[Source records]

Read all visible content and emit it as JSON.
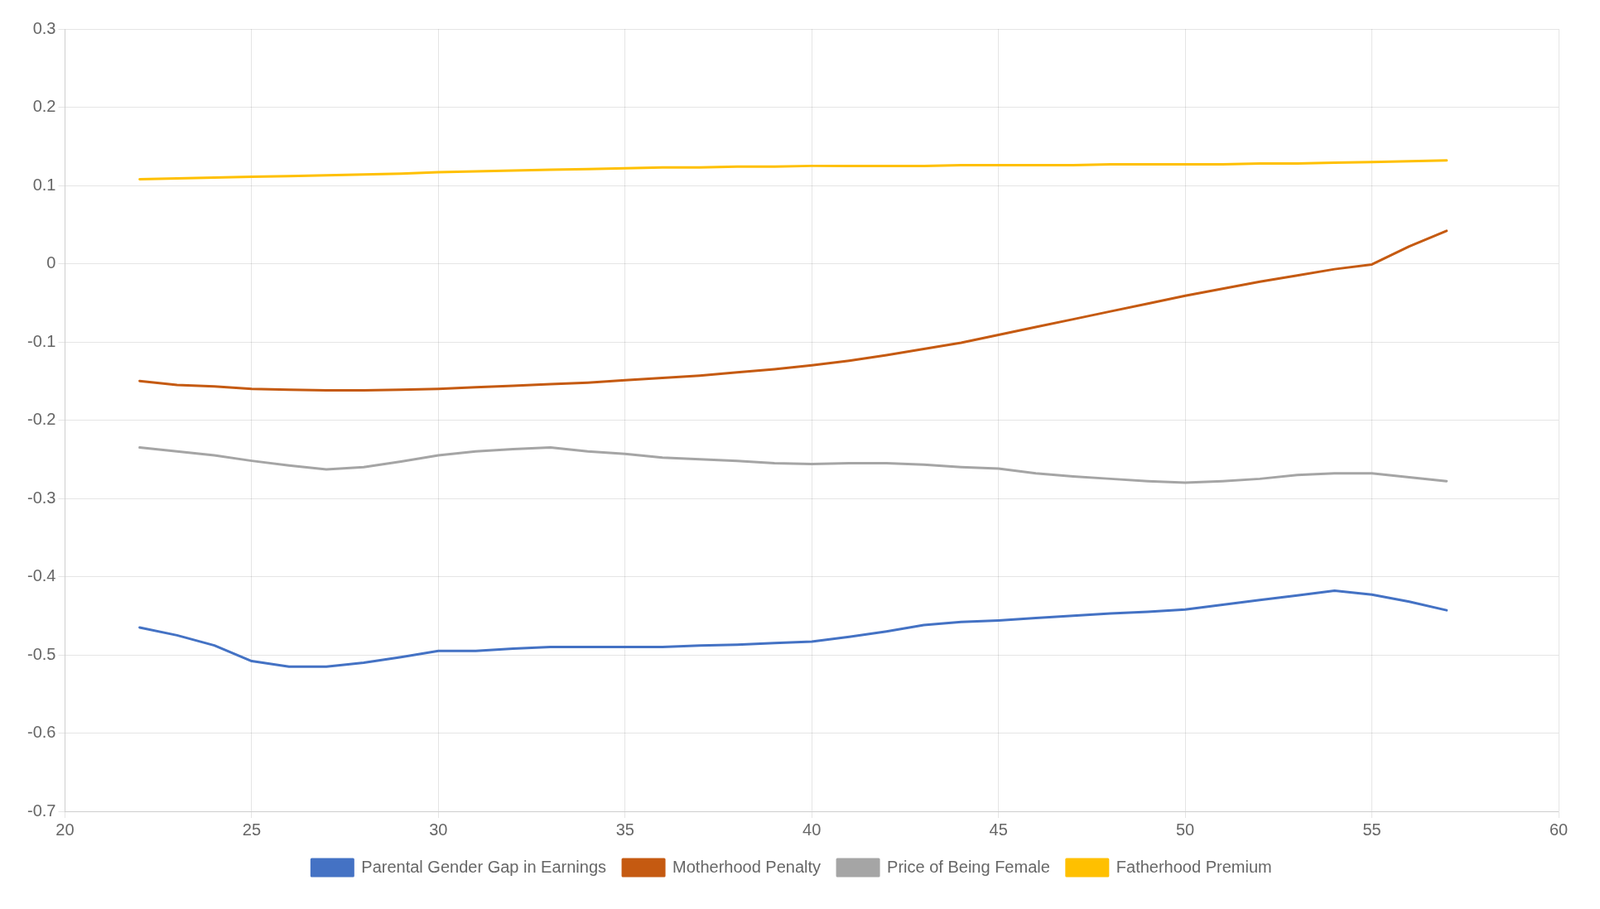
{
  "chart_data": {
    "type": "line",
    "x": [
      22,
      23,
      24,
      25,
      26,
      27,
      28,
      29,
      30,
      31,
      32,
      33,
      34,
      35,
      36,
      37,
      38,
      39,
      40,
      41,
      42,
      43,
      44,
      45,
      46,
      47,
      48,
      49,
      50,
      51,
      52,
      53,
      54,
      55,
      56,
      57
    ],
    "series": [
      {
        "name": "Parental Gender Gap in Earnings",
        "color": "#4472C4",
        "values": [
          -0.465,
          -0.475,
          -0.488,
          -0.508,
          -0.515,
          -0.515,
          -0.51,
          -0.503,
          -0.495,
          -0.495,
          -0.492,
          -0.49,
          -0.49,
          -0.49,
          -0.49,
          -0.488,
          -0.487,
          -0.485,
          -0.483,
          -0.477,
          -0.47,
          -0.462,
          -0.458,
          -0.456,
          -0.453,
          -0.45,
          -0.447,
          -0.445,
          -0.442,
          -0.436,
          -0.43,
          -0.424,
          -0.418,
          -0.423,
          -0.432,
          -0.443
        ]
      },
      {
        "name": "Motherhood Penalty",
        "color": "#C55A11",
        "values": [
          -0.15,
          -0.155,
          -0.157,
          -0.16,
          -0.161,
          -0.162,
          -0.162,
          -0.161,
          -0.16,
          -0.158,
          -0.156,
          -0.154,
          -0.152,
          -0.149,
          -0.146,
          -0.143,
          -0.139,
          -0.135,
          -0.13,
          -0.124,
          -0.117,
          -0.109,
          -0.101,
          -0.091,
          -0.081,
          -0.071,
          -0.061,
          -0.051,
          -0.041,
          -0.032,
          -0.023,
          -0.015,
          -0.007,
          -0.001,
          0.022,
          0.042
        ]
      },
      {
        "name": "Price of Being Female",
        "color": "#A5A5A5",
        "values": [
          -0.235,
          -0.24,
          -0.245,
          -0.252,
          -0.258,
          -0.263,
          -0.26,
          -0.253,
          -0.245,
          -0.24,
          -0.237,
          -0.235,
          -0.24,
          -0.243,
          -0.248,
          -0.25,
          -0.252,
          -0.255,
          -0.256,
          -0.255,
          -0.255,
          -0.257,
          -0.26,
          -0.262,
          -0.268,
          -0.272,
          -0.275,
          -0.278,
          -0.28,
          -0.278,
          -0.275,
          -0.27,
          -0.268,
          -0.268,
          -0.273,
          -0.278
        ]
      },
      {
        "name": "Fatherhood Premium",
        "color": "#FFC000",
        "values": [
          0.108,
          0.109,
          0.11,
          0.111,
          0.112,
          0.113,
          0.114,
          0.115,
          0.117,
          0.118,
          0.119,
          0.12,
          0.121,
          0.122,
          0.123,
          0.123,
          0.124,
          0.124,
          0.125,
          0.125,
          0.125,
          0.125,
          0.126,
          0.126,
          0.126,
          0.126,
          0.127,
          0.127,
          0.127,
          0.127,
          0.128,
          0.128,
          0.129,
          0.13,
          0.131,
          0.132
        ]
      }
    ],
    "xlim": [
      20,
      60
    ],
    "xticks": [
      20,
      25,
      30,
      35,
      40,
      45,
      50,
      55,
      60
    ],
    "ylim": [
      -0.7,
      0.3
    ],
    "yticks": [
      -0.7,
      -0.6,
      -0.5,
      -0.4,
      -0.3,
      -0.2,
      -0.1,
      0,
      0.1,
      0.2,
      0.3
    ],
    "grid": true,
    "legend": "bottom"
  }
}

* _What to work on_
How many lines in these entries contain the string "color"? State the number and nothing more.

* _Result_
4